Filter the records below down to lines containing "interna".

-- Begin Items --

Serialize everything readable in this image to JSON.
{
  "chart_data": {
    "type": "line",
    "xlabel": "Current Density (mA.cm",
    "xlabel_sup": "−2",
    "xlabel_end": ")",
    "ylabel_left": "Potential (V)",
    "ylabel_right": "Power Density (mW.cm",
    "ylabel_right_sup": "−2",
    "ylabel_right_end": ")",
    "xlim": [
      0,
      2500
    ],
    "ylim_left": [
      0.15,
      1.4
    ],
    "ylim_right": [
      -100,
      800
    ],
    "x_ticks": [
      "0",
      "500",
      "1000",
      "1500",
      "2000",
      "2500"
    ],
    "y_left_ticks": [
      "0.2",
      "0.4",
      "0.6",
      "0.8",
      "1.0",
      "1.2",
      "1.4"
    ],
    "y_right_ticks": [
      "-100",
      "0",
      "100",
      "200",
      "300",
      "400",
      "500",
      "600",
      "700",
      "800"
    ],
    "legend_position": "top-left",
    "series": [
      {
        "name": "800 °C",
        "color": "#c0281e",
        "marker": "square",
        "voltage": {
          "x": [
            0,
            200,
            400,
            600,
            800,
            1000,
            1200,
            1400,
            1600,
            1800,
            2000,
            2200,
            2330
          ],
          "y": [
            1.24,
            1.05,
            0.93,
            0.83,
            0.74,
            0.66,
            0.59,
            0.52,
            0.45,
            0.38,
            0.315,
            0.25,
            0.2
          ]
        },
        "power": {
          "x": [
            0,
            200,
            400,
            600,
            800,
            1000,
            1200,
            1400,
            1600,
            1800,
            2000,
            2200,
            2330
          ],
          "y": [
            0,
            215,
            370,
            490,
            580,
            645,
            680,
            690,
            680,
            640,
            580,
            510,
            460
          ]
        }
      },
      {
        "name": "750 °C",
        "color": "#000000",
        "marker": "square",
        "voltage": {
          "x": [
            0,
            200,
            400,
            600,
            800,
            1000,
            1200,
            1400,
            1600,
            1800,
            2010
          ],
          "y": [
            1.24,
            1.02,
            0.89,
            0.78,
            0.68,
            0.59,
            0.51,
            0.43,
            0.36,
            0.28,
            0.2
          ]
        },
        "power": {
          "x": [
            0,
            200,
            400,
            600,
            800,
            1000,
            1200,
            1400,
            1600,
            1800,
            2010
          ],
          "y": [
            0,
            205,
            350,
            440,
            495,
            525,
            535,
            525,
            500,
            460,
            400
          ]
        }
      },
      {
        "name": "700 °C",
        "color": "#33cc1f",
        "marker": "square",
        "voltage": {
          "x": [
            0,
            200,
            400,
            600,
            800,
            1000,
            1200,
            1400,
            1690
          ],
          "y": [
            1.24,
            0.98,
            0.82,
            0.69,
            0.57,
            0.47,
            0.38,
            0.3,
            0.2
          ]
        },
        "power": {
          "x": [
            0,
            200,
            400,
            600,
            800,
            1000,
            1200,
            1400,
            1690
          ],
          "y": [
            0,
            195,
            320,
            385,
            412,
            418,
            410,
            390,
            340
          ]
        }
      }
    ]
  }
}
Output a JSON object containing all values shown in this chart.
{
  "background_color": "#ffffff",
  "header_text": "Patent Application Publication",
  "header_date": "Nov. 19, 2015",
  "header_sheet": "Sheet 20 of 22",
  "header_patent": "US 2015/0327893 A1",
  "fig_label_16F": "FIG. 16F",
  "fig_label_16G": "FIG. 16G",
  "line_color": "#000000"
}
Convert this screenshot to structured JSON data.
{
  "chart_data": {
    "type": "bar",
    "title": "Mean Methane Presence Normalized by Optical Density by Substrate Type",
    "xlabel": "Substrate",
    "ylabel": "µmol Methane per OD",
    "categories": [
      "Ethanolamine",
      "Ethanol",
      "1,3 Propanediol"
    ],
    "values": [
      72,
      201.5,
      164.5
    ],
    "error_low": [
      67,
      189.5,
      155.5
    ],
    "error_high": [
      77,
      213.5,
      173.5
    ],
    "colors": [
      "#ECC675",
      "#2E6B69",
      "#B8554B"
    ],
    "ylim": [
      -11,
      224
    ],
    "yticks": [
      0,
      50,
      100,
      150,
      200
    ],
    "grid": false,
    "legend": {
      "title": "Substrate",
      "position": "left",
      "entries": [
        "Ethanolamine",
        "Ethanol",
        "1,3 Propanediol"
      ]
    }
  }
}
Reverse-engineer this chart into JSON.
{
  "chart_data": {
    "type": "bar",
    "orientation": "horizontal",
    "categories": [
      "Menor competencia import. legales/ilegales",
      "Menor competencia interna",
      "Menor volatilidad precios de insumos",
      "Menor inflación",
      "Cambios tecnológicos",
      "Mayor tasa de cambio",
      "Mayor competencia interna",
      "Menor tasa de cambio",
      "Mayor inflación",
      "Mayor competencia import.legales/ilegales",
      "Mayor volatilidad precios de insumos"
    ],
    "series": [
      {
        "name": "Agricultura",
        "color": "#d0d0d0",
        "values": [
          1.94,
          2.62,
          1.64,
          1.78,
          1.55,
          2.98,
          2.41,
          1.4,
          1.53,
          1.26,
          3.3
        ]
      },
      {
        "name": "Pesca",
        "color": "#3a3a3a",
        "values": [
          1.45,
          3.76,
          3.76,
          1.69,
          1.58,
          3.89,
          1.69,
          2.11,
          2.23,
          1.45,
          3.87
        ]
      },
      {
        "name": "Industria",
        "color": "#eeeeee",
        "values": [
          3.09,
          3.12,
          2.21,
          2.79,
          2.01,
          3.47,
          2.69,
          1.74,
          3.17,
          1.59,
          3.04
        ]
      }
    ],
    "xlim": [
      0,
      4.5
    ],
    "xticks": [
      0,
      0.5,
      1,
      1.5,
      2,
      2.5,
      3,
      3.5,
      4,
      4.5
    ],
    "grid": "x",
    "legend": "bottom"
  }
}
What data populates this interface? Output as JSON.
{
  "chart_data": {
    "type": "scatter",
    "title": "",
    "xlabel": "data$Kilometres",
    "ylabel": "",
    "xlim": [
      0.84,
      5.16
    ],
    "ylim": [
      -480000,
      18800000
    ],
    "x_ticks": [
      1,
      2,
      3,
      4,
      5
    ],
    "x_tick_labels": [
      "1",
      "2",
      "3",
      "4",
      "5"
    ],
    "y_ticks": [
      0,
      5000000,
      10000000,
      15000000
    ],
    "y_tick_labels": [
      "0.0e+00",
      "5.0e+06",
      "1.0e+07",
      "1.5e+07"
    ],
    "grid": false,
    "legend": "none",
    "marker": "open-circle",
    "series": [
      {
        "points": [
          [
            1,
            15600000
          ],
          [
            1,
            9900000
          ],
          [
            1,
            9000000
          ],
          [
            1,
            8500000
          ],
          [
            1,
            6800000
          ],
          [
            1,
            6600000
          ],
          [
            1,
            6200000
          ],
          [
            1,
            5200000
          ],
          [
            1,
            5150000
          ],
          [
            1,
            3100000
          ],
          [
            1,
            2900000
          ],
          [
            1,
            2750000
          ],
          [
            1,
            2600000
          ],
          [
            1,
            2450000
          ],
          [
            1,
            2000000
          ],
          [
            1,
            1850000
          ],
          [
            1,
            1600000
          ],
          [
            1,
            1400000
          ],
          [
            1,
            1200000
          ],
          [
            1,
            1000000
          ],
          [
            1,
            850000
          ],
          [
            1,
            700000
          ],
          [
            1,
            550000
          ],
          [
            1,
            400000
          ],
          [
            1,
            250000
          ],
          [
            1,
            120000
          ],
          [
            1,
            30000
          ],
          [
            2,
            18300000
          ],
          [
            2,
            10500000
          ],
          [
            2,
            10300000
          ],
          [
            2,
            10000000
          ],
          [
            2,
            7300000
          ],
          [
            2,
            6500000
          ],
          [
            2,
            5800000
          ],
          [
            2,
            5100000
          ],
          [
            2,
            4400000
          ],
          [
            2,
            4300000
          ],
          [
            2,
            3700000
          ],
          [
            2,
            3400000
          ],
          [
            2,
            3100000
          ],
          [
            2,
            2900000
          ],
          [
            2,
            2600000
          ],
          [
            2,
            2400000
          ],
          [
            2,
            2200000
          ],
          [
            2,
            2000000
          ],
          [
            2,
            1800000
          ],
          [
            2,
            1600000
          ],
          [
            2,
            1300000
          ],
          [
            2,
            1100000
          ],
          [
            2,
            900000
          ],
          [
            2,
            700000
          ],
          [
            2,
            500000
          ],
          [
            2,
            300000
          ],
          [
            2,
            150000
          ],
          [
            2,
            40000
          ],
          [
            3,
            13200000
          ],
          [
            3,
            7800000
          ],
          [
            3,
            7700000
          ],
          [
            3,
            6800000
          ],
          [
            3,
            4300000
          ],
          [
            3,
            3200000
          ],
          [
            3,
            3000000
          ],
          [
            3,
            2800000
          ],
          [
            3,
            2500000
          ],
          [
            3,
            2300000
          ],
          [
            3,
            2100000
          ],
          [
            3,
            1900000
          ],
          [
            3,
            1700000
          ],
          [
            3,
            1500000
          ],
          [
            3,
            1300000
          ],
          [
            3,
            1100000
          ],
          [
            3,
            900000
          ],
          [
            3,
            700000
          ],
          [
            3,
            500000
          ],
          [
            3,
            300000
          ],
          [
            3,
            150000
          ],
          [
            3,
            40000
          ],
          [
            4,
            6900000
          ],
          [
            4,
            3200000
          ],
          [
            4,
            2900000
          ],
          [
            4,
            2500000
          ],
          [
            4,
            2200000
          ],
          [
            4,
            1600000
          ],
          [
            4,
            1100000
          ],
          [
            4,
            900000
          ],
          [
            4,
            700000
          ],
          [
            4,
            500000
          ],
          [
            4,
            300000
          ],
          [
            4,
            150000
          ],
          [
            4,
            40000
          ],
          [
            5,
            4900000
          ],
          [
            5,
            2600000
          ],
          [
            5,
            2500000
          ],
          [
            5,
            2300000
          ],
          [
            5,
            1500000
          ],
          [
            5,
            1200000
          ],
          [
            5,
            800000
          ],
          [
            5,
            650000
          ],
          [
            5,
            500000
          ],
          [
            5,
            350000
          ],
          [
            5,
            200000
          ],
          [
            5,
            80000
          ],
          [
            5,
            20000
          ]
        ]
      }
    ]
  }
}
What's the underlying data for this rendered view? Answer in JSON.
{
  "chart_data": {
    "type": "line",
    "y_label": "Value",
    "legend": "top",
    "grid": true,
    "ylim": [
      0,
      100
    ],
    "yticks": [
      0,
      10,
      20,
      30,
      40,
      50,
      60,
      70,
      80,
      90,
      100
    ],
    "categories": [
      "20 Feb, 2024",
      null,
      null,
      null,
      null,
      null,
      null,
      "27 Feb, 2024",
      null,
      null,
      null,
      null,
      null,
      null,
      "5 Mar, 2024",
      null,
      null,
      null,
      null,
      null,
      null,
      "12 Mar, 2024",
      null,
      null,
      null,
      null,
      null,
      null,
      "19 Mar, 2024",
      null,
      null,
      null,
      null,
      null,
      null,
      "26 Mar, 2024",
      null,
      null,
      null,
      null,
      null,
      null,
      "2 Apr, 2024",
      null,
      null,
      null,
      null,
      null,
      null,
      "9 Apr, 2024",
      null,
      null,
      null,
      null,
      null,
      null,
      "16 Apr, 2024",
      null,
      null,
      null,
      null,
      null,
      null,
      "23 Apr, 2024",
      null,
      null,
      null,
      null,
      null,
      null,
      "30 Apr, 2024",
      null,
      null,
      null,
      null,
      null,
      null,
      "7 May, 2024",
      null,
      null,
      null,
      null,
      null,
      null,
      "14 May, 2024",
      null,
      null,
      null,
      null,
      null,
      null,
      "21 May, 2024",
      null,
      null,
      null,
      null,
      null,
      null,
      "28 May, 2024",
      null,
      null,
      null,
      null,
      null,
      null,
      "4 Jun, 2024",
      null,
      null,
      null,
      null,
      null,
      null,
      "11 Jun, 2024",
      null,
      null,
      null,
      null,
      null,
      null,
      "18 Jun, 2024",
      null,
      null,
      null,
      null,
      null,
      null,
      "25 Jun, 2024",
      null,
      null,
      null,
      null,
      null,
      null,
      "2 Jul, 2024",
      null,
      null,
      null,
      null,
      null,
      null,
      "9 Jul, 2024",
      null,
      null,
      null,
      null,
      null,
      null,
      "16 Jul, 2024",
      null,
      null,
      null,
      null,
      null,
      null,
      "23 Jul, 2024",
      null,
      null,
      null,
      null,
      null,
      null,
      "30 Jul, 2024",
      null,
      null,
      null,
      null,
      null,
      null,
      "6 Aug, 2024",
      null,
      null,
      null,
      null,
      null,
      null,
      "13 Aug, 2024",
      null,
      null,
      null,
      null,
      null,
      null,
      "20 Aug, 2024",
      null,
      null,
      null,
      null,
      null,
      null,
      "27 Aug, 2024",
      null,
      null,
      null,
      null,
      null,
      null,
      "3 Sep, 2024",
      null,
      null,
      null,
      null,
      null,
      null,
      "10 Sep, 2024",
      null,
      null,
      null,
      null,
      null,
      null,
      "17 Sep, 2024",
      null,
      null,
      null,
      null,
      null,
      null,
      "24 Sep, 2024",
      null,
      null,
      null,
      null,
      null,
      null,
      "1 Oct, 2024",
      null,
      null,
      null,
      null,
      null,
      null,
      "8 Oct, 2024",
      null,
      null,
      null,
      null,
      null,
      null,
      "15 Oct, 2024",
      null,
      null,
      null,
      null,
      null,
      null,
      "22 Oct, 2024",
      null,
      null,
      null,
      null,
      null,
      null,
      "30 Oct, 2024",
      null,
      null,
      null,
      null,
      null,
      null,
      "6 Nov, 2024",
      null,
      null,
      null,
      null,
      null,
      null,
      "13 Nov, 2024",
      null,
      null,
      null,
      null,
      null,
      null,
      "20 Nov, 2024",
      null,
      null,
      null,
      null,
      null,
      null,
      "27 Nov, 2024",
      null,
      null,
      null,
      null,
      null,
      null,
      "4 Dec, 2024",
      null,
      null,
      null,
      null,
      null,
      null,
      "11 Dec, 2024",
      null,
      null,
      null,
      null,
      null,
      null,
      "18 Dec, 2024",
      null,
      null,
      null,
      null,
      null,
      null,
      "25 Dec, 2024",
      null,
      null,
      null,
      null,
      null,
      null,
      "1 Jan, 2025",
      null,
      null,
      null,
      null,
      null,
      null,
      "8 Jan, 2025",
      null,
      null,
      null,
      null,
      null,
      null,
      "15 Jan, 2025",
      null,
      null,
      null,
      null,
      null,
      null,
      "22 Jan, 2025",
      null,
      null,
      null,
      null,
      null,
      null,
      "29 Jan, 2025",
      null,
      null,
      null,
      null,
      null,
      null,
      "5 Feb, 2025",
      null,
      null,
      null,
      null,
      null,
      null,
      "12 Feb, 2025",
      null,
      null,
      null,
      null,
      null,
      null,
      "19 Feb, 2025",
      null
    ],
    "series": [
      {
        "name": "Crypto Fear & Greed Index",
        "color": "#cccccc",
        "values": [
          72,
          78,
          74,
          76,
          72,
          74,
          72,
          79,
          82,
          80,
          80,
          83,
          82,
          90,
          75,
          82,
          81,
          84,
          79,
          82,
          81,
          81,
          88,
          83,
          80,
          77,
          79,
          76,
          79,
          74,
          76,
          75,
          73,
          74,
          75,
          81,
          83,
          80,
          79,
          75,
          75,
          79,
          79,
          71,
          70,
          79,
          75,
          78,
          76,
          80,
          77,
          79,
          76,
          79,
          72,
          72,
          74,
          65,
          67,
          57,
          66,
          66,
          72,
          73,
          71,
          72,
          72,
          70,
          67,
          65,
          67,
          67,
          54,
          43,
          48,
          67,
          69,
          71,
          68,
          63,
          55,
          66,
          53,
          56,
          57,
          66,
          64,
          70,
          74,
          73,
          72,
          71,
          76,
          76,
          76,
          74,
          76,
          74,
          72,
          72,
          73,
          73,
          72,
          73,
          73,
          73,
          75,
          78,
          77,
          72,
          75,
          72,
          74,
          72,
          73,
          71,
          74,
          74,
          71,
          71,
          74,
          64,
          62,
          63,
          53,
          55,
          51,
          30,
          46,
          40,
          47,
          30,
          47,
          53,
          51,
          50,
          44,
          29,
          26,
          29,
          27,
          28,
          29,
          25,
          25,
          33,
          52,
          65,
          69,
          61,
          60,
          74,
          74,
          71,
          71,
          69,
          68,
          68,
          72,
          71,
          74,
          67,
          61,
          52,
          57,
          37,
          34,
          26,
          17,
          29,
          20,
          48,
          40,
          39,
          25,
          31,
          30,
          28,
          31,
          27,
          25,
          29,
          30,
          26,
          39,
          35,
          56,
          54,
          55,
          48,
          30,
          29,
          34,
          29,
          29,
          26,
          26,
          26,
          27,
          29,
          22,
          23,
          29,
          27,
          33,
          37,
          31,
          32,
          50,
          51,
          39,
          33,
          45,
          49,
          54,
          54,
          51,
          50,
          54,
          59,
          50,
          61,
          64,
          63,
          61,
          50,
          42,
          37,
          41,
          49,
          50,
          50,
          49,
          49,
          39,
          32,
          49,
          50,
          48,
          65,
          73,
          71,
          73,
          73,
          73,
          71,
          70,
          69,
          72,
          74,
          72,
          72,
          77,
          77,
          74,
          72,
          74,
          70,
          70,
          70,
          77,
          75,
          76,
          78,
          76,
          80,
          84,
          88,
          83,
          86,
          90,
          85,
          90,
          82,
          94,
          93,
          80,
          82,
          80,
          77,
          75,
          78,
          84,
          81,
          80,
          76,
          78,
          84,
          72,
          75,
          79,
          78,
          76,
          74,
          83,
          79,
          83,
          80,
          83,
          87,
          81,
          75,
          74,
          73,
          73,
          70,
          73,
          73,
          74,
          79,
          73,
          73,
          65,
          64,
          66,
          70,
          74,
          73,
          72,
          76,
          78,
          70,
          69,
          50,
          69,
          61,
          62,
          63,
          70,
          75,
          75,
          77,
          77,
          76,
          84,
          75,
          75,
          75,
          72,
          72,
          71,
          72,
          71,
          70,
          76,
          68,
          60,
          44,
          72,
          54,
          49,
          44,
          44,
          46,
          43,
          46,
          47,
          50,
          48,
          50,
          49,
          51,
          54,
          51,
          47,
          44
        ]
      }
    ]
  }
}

-- End Items --

Completed exercise:
      "Menor competencia interna",
      "Mayor competencia interna",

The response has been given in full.